» EXERCISE DIRECTIONS
Find the lines that contain the word "Corrección" and copy each one.

#### TASK MATERIAL

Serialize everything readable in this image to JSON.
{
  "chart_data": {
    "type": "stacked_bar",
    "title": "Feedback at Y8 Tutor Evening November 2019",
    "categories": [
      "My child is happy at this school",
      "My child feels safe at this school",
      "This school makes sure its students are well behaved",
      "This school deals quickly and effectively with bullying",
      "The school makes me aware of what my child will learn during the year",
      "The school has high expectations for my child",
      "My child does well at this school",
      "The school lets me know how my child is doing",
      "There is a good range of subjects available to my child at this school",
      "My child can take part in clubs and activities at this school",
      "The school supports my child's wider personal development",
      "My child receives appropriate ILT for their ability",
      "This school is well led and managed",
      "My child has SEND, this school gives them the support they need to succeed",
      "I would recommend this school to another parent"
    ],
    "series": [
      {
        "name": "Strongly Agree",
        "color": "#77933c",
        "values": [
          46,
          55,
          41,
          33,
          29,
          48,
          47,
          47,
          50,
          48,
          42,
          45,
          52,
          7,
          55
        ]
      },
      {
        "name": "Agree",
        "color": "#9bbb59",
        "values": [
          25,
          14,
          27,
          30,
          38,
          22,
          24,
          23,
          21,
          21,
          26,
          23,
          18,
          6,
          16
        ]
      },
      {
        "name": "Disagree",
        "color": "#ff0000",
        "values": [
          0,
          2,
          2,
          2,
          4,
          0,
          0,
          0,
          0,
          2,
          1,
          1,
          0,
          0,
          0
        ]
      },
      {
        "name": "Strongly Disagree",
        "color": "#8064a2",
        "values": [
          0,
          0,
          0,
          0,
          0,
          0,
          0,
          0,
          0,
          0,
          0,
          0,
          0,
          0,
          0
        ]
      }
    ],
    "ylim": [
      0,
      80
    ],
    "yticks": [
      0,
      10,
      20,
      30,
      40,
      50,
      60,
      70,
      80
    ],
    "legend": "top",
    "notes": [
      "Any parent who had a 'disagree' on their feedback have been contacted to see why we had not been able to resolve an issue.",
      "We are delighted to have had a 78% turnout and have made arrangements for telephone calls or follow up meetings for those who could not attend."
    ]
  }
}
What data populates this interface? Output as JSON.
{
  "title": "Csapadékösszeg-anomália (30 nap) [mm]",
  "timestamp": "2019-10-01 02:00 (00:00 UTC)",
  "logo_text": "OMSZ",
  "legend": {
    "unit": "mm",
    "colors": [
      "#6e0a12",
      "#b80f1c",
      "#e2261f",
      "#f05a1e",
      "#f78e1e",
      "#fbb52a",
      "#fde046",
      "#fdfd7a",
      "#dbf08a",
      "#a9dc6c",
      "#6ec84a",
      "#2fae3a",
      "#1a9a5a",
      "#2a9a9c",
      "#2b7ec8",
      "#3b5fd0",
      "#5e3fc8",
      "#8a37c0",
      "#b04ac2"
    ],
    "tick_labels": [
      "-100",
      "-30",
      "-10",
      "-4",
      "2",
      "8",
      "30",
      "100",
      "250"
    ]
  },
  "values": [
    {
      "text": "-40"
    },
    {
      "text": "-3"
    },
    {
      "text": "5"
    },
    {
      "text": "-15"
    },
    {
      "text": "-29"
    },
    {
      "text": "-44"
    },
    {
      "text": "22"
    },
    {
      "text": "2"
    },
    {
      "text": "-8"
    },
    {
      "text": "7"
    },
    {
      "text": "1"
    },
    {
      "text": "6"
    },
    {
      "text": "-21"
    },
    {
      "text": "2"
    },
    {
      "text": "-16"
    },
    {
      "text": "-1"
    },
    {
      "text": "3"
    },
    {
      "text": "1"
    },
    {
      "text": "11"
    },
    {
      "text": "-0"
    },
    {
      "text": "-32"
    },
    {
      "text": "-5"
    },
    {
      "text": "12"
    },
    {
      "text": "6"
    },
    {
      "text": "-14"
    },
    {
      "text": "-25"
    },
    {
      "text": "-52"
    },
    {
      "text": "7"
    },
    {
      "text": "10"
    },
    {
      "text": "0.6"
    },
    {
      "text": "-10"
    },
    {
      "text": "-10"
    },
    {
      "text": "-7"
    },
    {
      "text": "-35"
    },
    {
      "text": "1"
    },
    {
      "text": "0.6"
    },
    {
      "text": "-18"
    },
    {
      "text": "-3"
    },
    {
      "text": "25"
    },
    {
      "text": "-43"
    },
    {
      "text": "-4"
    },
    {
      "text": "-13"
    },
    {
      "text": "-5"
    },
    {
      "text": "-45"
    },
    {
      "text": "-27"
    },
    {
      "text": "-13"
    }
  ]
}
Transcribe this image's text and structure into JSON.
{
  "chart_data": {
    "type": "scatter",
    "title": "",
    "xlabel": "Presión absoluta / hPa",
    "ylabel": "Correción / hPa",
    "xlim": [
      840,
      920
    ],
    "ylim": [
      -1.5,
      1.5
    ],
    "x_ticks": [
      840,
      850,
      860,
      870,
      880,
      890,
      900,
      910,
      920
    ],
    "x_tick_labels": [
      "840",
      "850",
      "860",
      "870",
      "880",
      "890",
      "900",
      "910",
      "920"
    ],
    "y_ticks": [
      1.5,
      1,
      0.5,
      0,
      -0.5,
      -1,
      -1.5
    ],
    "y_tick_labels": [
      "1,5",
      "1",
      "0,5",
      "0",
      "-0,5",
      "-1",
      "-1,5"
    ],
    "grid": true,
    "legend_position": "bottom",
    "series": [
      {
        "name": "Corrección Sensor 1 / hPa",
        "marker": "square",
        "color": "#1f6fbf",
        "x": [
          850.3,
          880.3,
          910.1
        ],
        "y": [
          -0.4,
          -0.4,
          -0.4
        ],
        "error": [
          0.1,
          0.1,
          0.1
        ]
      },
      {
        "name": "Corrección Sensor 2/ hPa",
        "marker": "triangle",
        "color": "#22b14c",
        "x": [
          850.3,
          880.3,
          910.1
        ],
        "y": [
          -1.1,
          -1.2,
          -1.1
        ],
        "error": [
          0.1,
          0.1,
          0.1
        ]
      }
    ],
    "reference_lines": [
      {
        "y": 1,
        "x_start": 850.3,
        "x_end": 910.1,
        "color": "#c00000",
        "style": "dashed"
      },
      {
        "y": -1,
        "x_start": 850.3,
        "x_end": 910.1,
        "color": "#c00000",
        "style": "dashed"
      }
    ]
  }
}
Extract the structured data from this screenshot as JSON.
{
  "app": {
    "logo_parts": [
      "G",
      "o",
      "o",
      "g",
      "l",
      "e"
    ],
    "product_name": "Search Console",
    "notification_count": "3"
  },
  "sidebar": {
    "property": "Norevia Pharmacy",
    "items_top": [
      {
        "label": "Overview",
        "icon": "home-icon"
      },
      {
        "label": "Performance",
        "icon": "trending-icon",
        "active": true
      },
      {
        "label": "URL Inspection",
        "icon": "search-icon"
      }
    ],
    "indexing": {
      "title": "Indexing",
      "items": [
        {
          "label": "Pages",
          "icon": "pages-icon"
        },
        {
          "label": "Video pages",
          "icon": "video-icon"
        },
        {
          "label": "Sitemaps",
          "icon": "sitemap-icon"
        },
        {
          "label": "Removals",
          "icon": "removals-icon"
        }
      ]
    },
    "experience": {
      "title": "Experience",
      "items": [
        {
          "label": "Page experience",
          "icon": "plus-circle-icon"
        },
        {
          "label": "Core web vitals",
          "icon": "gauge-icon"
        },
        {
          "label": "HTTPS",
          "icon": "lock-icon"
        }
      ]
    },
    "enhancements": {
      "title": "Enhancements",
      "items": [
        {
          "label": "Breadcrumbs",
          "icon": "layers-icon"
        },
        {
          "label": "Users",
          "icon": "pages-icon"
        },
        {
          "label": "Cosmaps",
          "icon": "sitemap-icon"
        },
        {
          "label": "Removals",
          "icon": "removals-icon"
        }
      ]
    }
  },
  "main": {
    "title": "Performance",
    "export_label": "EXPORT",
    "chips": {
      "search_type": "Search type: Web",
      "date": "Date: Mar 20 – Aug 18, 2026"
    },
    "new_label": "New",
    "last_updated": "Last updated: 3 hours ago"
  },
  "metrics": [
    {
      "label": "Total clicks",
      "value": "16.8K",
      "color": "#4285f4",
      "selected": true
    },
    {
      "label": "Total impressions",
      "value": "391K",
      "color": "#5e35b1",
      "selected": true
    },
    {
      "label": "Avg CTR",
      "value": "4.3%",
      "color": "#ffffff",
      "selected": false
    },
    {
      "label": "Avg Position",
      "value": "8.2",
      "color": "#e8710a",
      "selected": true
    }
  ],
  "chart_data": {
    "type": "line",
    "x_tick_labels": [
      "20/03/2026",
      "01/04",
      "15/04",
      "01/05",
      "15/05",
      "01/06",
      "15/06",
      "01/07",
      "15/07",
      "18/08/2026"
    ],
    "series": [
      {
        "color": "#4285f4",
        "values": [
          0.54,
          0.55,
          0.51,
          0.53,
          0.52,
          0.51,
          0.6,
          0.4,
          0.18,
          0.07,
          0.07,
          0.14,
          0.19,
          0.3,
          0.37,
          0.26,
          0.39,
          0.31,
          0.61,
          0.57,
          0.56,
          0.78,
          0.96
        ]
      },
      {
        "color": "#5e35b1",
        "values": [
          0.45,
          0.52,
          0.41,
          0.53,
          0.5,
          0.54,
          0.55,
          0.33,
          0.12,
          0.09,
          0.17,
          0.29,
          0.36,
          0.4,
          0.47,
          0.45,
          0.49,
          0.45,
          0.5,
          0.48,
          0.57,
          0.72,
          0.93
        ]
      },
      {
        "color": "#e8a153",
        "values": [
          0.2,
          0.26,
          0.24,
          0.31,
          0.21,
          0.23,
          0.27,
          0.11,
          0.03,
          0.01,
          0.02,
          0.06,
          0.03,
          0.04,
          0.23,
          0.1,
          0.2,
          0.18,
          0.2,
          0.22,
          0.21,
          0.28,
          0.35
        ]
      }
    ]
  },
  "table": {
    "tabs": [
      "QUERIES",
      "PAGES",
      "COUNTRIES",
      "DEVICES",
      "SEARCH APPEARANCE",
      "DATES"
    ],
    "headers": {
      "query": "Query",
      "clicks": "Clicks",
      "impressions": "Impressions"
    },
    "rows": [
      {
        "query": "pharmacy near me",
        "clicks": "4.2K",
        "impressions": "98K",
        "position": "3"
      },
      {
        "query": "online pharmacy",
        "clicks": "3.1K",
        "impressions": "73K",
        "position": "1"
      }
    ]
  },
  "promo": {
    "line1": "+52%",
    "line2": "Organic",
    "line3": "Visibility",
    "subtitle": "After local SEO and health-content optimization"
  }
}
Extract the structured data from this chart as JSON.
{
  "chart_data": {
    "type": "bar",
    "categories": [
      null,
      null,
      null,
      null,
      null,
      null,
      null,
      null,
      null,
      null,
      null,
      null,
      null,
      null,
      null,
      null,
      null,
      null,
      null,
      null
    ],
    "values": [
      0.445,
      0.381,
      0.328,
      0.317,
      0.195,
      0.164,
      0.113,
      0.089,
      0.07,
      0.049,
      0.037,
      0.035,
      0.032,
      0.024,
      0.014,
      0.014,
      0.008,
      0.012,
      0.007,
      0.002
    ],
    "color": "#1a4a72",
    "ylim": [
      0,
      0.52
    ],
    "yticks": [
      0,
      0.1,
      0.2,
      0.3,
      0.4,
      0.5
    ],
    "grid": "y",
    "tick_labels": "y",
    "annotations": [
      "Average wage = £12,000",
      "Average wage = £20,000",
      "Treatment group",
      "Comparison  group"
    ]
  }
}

########

» TASK RESPONSE
        "name": "Corrección Sensor 1 / hPa",
        "name": "Corrección Sensor 2/ hPa",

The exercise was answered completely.